**Do this**
Pictures stay out of your copy, but everything else in the records below must be repeated exactly.
— begin —
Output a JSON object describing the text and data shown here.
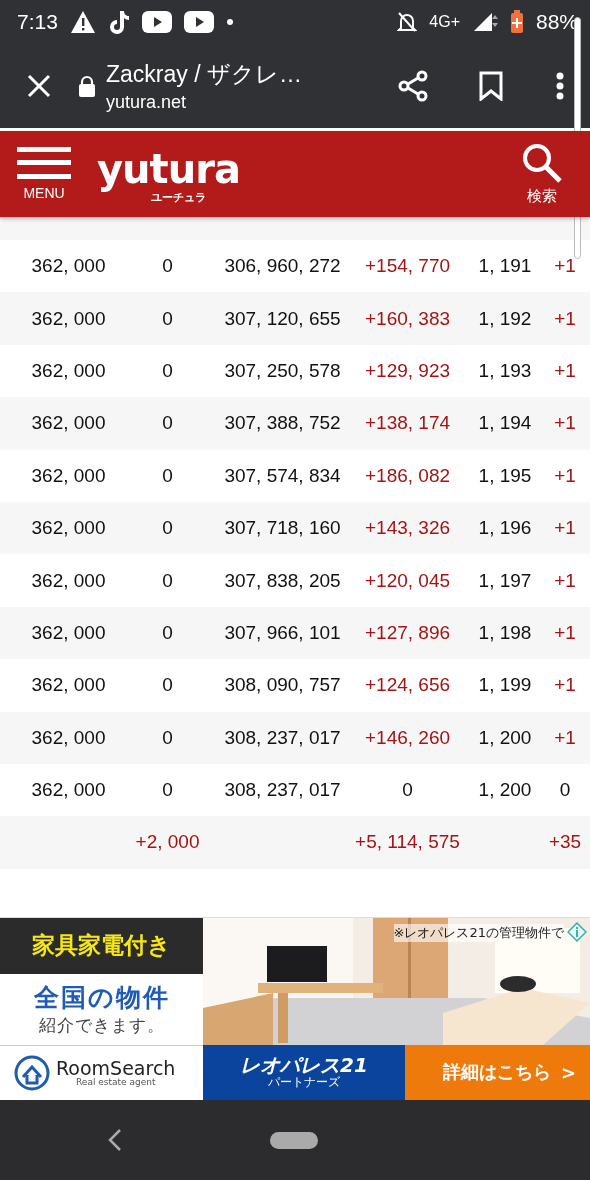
{
  "status_bar": {
    "time": "7:13",
    "network": "4G+",
    "battery": "88%"
  },
  "browser": {
    "title": "Zackray / ザクレ…",
    "url": "yutura.net"
  },
  "header": {
    "menu_label": "MENU",
    "logo": "yutura",
    "logo_sub": "ユーチュラ",
    "search_label": "検索"
  },
  "table": {
    "rows": [
      {
        "cells": [
          {
            "text": "362, 000"
          },
          {
            "text": "0",
            "up": false
          },
          {
            "text": "306, 960, 272"
          },
          {
            "text": "+154, 770",
            "up": true
          },
          {
            "text": "1, 191"
          },
          {
            "text": "+1",
            "up": true
          }
        ]
      },
      {
        "cells": [
          {
            "text": "362, 000"
          },
          {
            "text": "0",
            "up": false
          },
          {
            "text": "307, 120, 655"
          },
          {
            "text": "+160, 383",
            "up": true
          },
          {
            "text": "1, 192"
          },
          {
            "text": "+1",
            "up": true
          }
        ]
      },
      {
        "cells": [
          {
            "text": "362, 000"
          },
          {
            "text": "0",
            "up": false
          },
          {
            "text": "307, 250, 578"
          },
          {
            "text": "+129, 923",
            "up": true
          },
          {
            "text": "1, 193"
          },
          {
            "text": "+1",
            "up": true
          }
        ]
      },
      {
        "cells": [
          {
            "text": "362, 000"
          },
          {
            "text": "0",
            "up": false
          },
          {
            "text": "307, 388, 752"
          },
          {
            "text": "+138, 174",
            "up": true
          },
          {
            "text": "1, 194"
          },
          {
            "text": "+1",
            "up": true
          }
        ]
      },
      {
        "cells": [
          {
            "text": "362, 000"
          },
          {
            "text": "0",
            "up": false
          },
          {
            "text": "307, 574, 834"
          },
          {
            "text": "+186, 082",
            "up": true
          },
          {
            "text": "1, 195"
          },
          {
            "text": "+1",
            "up": true
          }
        ]
      },
      {
        "cells": [
          {
            "text": "362, 000"
          },
          {
            "text": "0",
            "up": false
          },
          {
            "text": "307, 718, 160"
          },
          {
            "text": "+143, 326",
            "up": true
          },
          {
            "text": "1, 196"
          },
          {
            "text": "+1",
            "up": true
          }
        ]
      },
      {
        "cells": [
          {
            "text": "362, 000"
          },
          {
            "text": "0",
            "up": false
          },
          {
            "text": "307, 838, 205"
          },
          {
            "text": "+120, 045",
            "up": true
          },
          {
            "text": "1, 197"
          },
          {
            "text": "+1",
            "up": true
          }
        ]
      },
      {
        "cells": [
          {
            "text": "362, 000"
          },
          {
            "text": "0",
            "up": false
          },
          {
            "text": "307, 966, 101"
          },
          {
            "text": "+127, 896",
            "up": true
          },
          {
            "text": "1, 198"
          },
          {
            "text": "+1",
            "up": true
          }
        ]
      },
      {
        "cells": [
          {
            "text": "362, 000"
          },
          {
            "text": "0",
            "up": false
          },
          {
            "text": "308, 090, 757"
          },
          {
            "text": "+124, 656",
            "up": true
          },
          {
            "text": "1, 199"
          },
          {
            "text": "+1",
            "up": true
          }
        ]
      },
      {
        "cells": [
          {
            "text": "362, 000"
          },
          {
            "text": "0",
            "up": false
          },
          {
            "text": "308, 237, 017"
          },
          {
            "text": "+146, 260",
            "up": true
          },
          {
            "text": "1, 200"
          },
          {
            "text": "+1",
            "up": true
          }
        ]
      },
      {
        "cells": [
          {
            "text": "362, 000"
          },
          {
            "text": "0",
            "up": false
          },
          {
            "text": "308, 237, 017"
          },
          {
            "text": "0",
            "up": false
          },
          {
            "text": "1, 200"
          },
          {
            "text": "0",
            "up": false
          }
        ]
      }
    ],
    "totals": {
      "subscribers_change": "+2, 000",
      "views_change": "+5, 114, 575",
      "videos_change": "+35"
    }
  },
  "ad": {
    "headline": "家具家電付き",
    "line_1": "全国の物件",
    "line_2": "紹介できます。",
    "brand": "RoomSearch",
    "brand_sub": "Real estate agent",
    "note": "※レオパレス21の管理物件で",
    "partner": "レオパレス21",
    "partner_sub": "パートナーズ",
    "cta": "詳細はこちら",
    "cta_arrow": ">"
  }
}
— end —
**Answer to the exercise**
Output a JSON object describing the text and data shown here.
{
  "status_bar": {
    "time": "7:13",
    "network": "4G+",
    "battery": "88%"
  },
  "browser": {
    "title": "Zackray / ザクレ…",
    "url": "yutura.net"
  },
  "header": {
    "menu_label": "MENU",
    "logo": "yutura",
    "logo_sub": "ユーチュラ",
    "search_label": "検索"
  },
  "table": {
    "rows": [
      {
        "cells": [
          {
            "text": "362, 000"
          },
          {
            "text": "0",
            "up": false
          },
          {
            "text": "306, 960, 272"
          },
          {
            "text": "+154, 770",
            "up": true
          },
          {
            "text": "1, 191"
          },
          {
            "text": "+1",
            "up": true
          }
        ]
      },
      {
        "cells": [
          {
            "text": "362, 000"
          },
          {
            "text": "0",
            "up": false
          },
          {
            "text": "307, 120, 655"
          },
          {
            "text": "+160, 383",
            "up": true
          },
          {
            "text": "1, 192"
          },
          {
            "text": "+1",
            "up": true
          }
        ]
      },
      {
        "cells": [
          {
            "text": "362, 000"
          },
          {
            "text": "0",
            "up": false
          },
          {
            "text": "307, 250, 578"
          },
          {
            "text": "+129, 923",
            "up": true
          },
          {
            "text": "1, 193"
          },
          {
            "text": "+1",
            "up": true
          }
        ]
      },
      {
        "cells": [
          {
            "text": "362, 000"
          },
          {
            "text": "0",
            "up": false
          },
          {
            "text": "307, 388, 752"
          },
          {
            "text": "+138, 174",
            "up": true
          },
          {
            "text": "1, 194"
          },
          {
            "text": "+1",
            "up": true
          }
        ]
      },
      {
        "cells": [
          {
            "text": "362, 000"
          },
          {
            "text": "0",
            "up": false
          },
          {
            "text": "307, 574, 834"
          },
          {
            "text": "+186, 082",
            "up": true
          },
          {
            "text": "1, 195"
          },
          {
            "text": "+1",
            "up": true
          }
        ]
      },
      {
        "cells": [
          {
            "text": "362, 000"
          },
          {
            "text": "0",
            "up": false
          },
          {
            "text": "307, 718, 160"
          },
          {
            "text": "+143, 326",
            "up": true
          },
          {
            "text": "1, 196"
          },
          {
            "text": "+1",
            "up": true
          }
        ]
      },
      {
        "cells": [
          {
            "text": "362, 000"
          },
          {
            "text": "0",
            "up": false
          },
          {
            "text": "307, 838, 205"
          },
          {
            "text": "+120, 045",
            "up": true
          },
          {
            "text": "1, 197"
          },
          {
            "text": "+1",
            "up": true
          }
        ]
      },
      {
        "cells": [
          {
            "text": "362, 000"
          },
          {
            "text": "0",
            "up": false
          },
          {
            "text": "307, 966, 101"
          },
          {
            "text": "+127, 896",
            "up": true
          },
          {
            "text": "1, 198"
          },
          {
            "text": "+1",
            "up": true
          }
        ]
      },
      {
        "cells": [
          {
            "text": "362, 000"
          },
          {
            "text": "0",
            "up": false
          },
          {
            "text": "308, 090, 757"
          },
          {
            "text": "+124, 656",
            "up": true
          },
          {
            "text": "1, 199"
          },
          {
            "text": "+1",
            "up": true
          }
        ]
      },
      {
        "cells": [
          {
            "text": "362, 000"
          },
          {
            "text": "0",
            "up": false
          },
          {
            "text": "308, 237, 017"
          },
          {
            "text": "+146, 260",
            "up": true
          },
          {
            "text": "1, 200"
          },
          {
            "text": "+1",
            "up": true
          }
        ]
      },
      {
        "cells": [
          {
            "text": "362, 000"
          },
          {
            "text": "0",
            "up": false
          },
          {
            "text": "308, 237, 017"
          },
          {
            "text": "0",
            "up": false
          },
          {
            "text": "1, 200"
          },
          {
            "text": "0",
            "up": false
          }
        ]
      }
    ],
    "totals": {
      "subscribers_change": "+2, 000",
      "views_change": "+5, 114, 575",
      "videos_change": "+35"
    }
  },
  "ad": {
    "headline": "家具家電付き",
    "line_1": "全国の物件",
    "line_2": "紹介できます。",
    "brand": "RoomSearch",
    "brand_sub": "Real estate agent",
    "note": "※レオパレス21の管理物件で",
    "partner": "レオパレス21",
    "partner_sub": "パートナーズ",
    "cta": "詳細はこちら",
    "cta_arrow": ">"
  }
}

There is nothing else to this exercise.